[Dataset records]

## START

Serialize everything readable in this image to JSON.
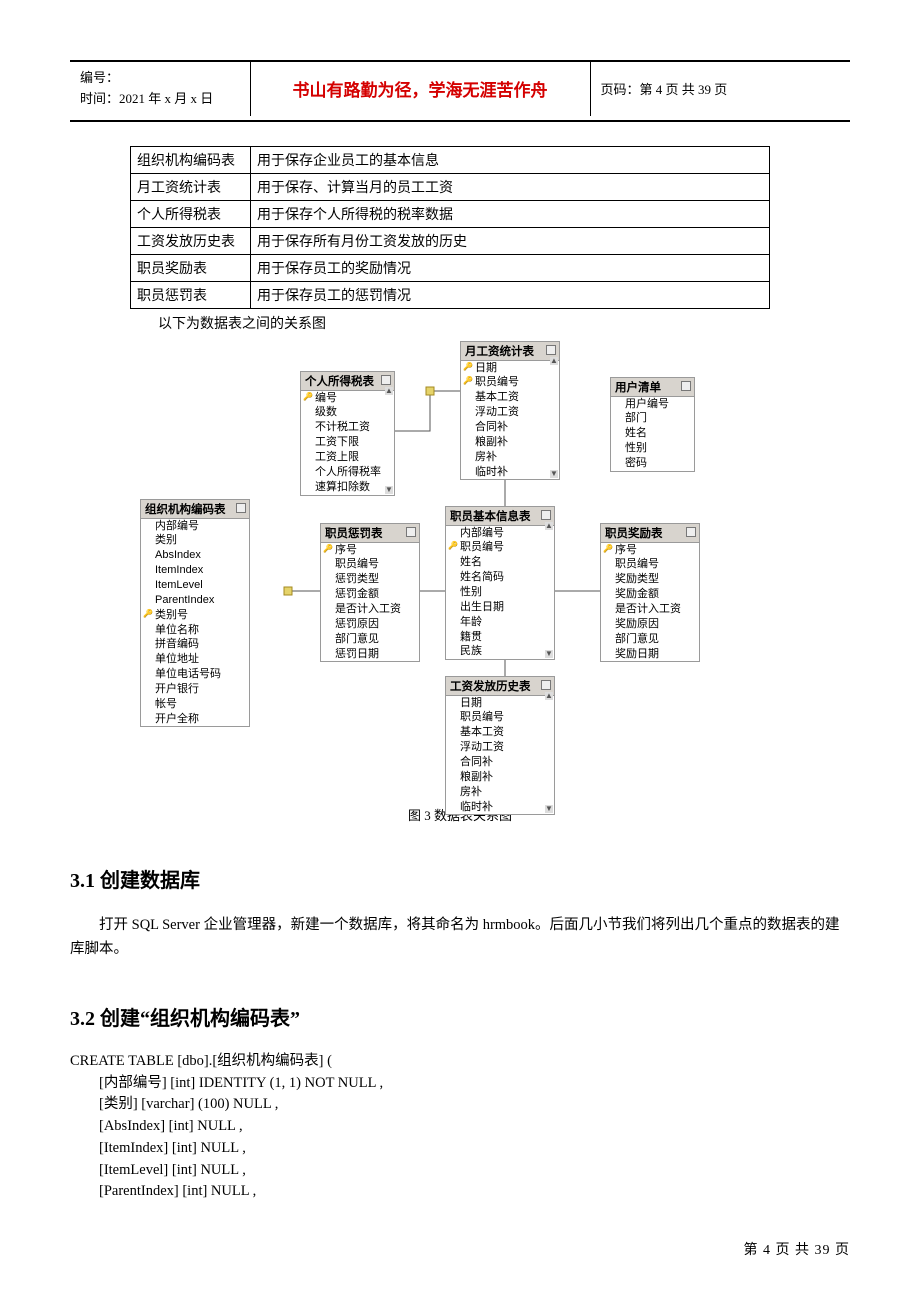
{
  "header": {
    "id_label": "编号：",
    "date_label": "时间：2021 年 x 月 x 日",
    "center": "书山有路勤为径，学海无涯苦作舟",
    "right": "页码：第 4 页 共 39 页"
  },
  "table_rows": [
    [
      "组织机构编码表",
      "用于保存企业员工的基本信息"
    ],
    [
      "月工资统计表",
      "用于保存、计算当月的员工工资"
    ],
    [
      "个人所得税表",
      "用于保存个人所得税的税率数据"
    ],
    [
      "工资发放历史表",
      "用于保存所有月份工资发放的历史"
    ],
    [
      "职员奖励表",
      "用于保存员工的奖励情况"
    ],
    [
      "职员惩罚表",
      "用于保存员工的惩罚情况"
    ]
  ],
  "subcaption": "以下为数据表之间的关系图",
  "diagram": {
    "caption": "图 3  数据表关系图",
    "entities": {
      "salary": {
        "title": "月工资统计表",
        "keys": [
          "日期",
          "职员编号"
        ],
        "fields": [
          "基本工资",
          "浮动工资",
          "合同补",
          "粮副补",
          "房补",
          "临时补"
        ]
      },
      "tax": {
        "title": "个人所得税表",
        "keys": [
          "编号"
        ],
        "fields": [
          "级数",
          "不计税工资",
          "工资下限",
          "工资上限",
          "个人所得税率",
          "速算扣除数"
        ]
      },
      "user": {
        "title": "用户清单",
        "keys": [],
        "fields": [
          "用户编号",
          "部门",
          "姓名",
          "性别",
          "密码"
        ]
      },
      "org": {
        "title": "组织机构编码表",
        "keys": [
          "类别号"
        ],
        "fields": [
          "内部编号",
          "类别",
          "AbsIndex",
          "ItemIndex",
          "ItemLevel",
          "ParentIndex",
          "单位名称",
          "拼音编码",
          "单位地址",
          "单位电话号码",
          "开户银行",
          "帐号",
          "开户全称"
        ]
      },
      "punish": {
        "title": "职员惩罚表",
        "keys": [
          "序号"
        ],
        "fields": [
          "职员编号",
          "惩罚类型",
          "惩罚金额",
          "是否计入工资",
          "惩罚原因",
          "部门意见",
          "惩罚日期"
        ]
      },
      "emp": {
        "title": "职员基本信息表",
        "keys": [
          "职员编号"
        ],
        "fields": [
          "内部编号",
          "姓名",
          "姓名简码",
          "性别",
          "出生日期",
          "年龄",
          "籍贯",
          "民族"
        ]
      },
      "reward": {
        "title": "职员奖励表",
        "keys": [
          "序号"
        ],
        "fields": [
          "职员编号",
          "奖励类型",
          "奖励金额",
          "是否计入工资",
          "奖励原因",
          "部门意见",
          "奖励日期"
        ]
      },
      "history": {
        "title": "工资发放历史表",
        "keys": [],
        "fields": [
          "日期",
          "职员编号",
          "基本工资",
          "浮动工资",
          "合同补",
          "粮副补",
          "房补",
          "临时补"
        ]
      }
    }
  },
  "sec31": {
    "title": "3.1 创建数据库",
    "para": "打开 SQL Server 企业管理器，新建一个数据库，将其命名为 hrmbook。后面几小节我们将列出几个重点的数据表的建库脚本。"
  },
  "sec32": {
    "title": "3.2 创建“组织机构编码表”",
    "code": "CREATE TABLE [dbo].[组织机构编码表] (\n        [内部编号] [int] IDENTITY (1, 1) NOT NULL ,\n        [类别] [varchar] (100) NULL ,\n        [AbsIndex] [int] NULL ,\n        [ItemIndex] [int] NULL ,\n        [ItemLevel] [int] NULL ,\n        [ParentIndex] [int] NULL ,"
  },
  "footer": "第 4 页 共 39 页"
}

## END

Check each line above for the string "ItemLevel", then copy the ones that have it.

- _Full solution_:
          "ItemLevel",
    "code": "CREATE TABLE [dbo].[组织机构编码表] (\n        [内部编号] [int] IDENTITY (1, 1) NOT NULL ,\n        [类别] [varchar] (100) NULL ,\n        [AbsIndex] [int] NULL ,\n        [ItemIndex] [int] NULL ,\n        [ItemLevel] [int] NULL ,\n        [ParentIndex] [int] NULL ,"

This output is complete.